Prompt:
Scan the records and identify every line in which the string "促进我市学前教育又好又快发展" occurs, then return those lines.

Data provided:

= = = = = = =

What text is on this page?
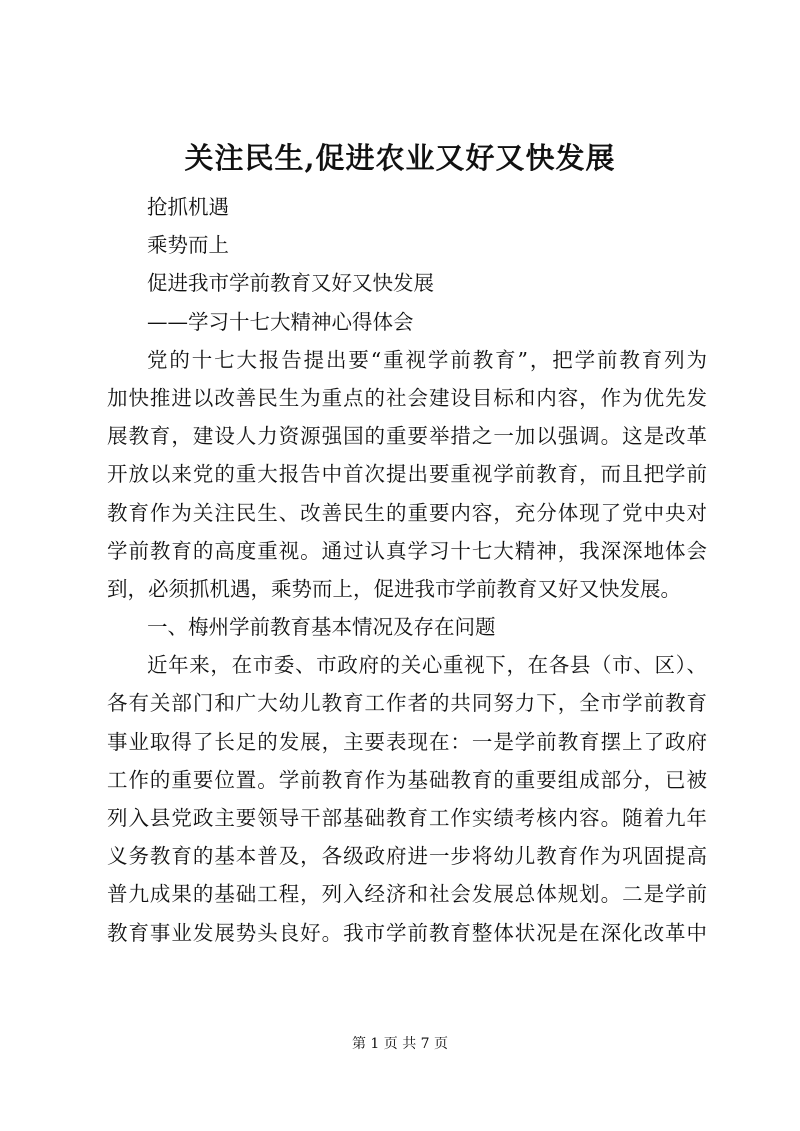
关注民生,促进农业又好又快发展
抢抓机遇
乘势而上
促进我市学前教育又好又快发展
——学习十七大精神心得体会
党的十七大报告提出要“重视学前教育”，把学前教育列为
加快推进以改善民生为重点的社会建设目标和内容，作为优先发
展教育，建设人力资源强国的重要举措之一加以强调。这是改革
开放以来党的重大报告中首次提出要重视学前教育，而且把学前
教育作为关注民生、改善民生的重要内容，充分体现了党中央对
学前教育的高度重视。通过认真学习十七大精神，我深深地体会
到，必须抓机遇，乘势而上，促进我市学前教育又好又快发展。
一、梅州学前教育基本情况及存在问题
近年来，在市委、市政府的关心重视下，在各县（市、区）、
各有关部门和广大幼儿教育工作者的共同努力下，全市学前教育
事业取得了长足的发展，主要表现在：一是学前教育摆上了政府
工作的重要位置。学前教育作为基础教育的重要组成部分，已被
列入县党政主要领导干部基础教育工作实绩考核内容。随着九年
义务教育的基本普及，各级政府进一步将幼儿教育作为巩固提高
普九成果的基础工程，列入经济和社会发展总体规划。二是学前
教育事业发展势头良好。我市学前教育整体状况是在深化改革中
第 1 页 共 7 页
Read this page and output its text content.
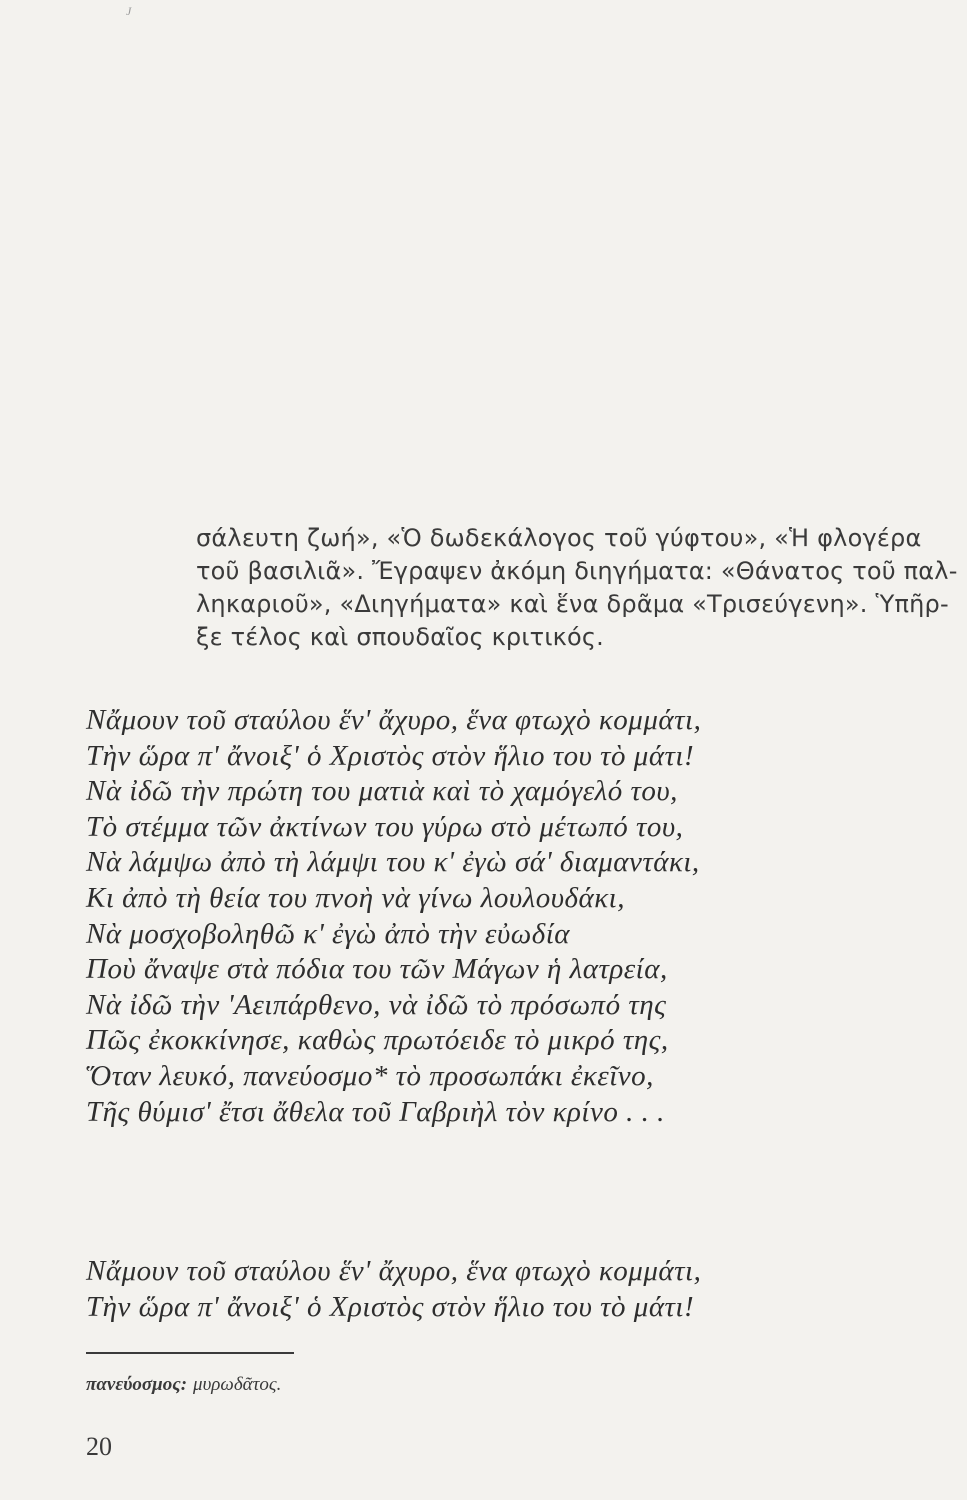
J
σάλευτη ζωή», «Ὁ δωδεκάλογος τοῦ γύφτου», «Ἡ φλογέρα
τοῦ βασιλιᾶ». Ἔγραψεν ἀκόμη διηγήματα: «Θάνατος τοῦ παλ-
ληκαριοῦ», «Διηγήματα» καὶ ἕνα δρᾶμα «Τρισεύγενη». Ὑπῆρ-
ξε τέλος καὶ σπουδαῖος κριτικός.
Νἄμουν τοῦ σταύλου ἕν' ἄχυρο, ἕνα φτωχὸ κομμάτι,
Τὴν ὥρα π' ἄνοιξ' ὁ Χριστὸς στὸν ἥλιο του τὸ μάτι!
Νὰ ἰδῶ τὴν πρώτη του ματιὰ καὶ τὸ χαμόγελό του,
Τὸ στέμμα τῶν ἀκτίνων του γύρω στὸ μέτωπό του,
Νὰ λάμψω ἀπὸ τὴ λάμψι του κ' ἐγὼ σά' διαμαντάκι,
Κι ἀπὸ τὴ θεία του πνοὴ νὰ γίνω λουλουδάκι,
Νὰ μοσχοβοληθῶ κ' ἐγὼ ἀπὸ τὴν εὐωδία
Ποὺ ἄναψε στὰ πόδια του τῶν Μάγων ἡ λατρεία,
Νὰ ἰδῶ τὴν 'Αειπάρθενο, νὰ ἰδῶ τὸ πρόσωπό της
Πῶς ἐκοκκίνησε, καθὼς πρωτόειδε τὸ μικρό της,
Ὅταν λευκό, πανεύοσμο* τὸ προσωπάκι ἐκεῖνο,
Τῆς θύμισ' ἔτσι ἄθελα τοῦ Γαβριὴλ τὸν κρίνο . . .
Νἄμουν τοῦ σταύλου ἕν' ἄχυρο, ἕνα φτωχὸ κομμάτι,
Τὴν ὥρα π' ἄνοιξ' ὁ Χριστὸς στὸν ἥλιο του τὸ μάτι!
πανεύοσμος: μυρωδᾶτος.
20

= = = = = = =

Solution:
促进我市学前教育又好又快发展
到，必须抓机遇，乘势而上，促进我市学前教育又好又快发展。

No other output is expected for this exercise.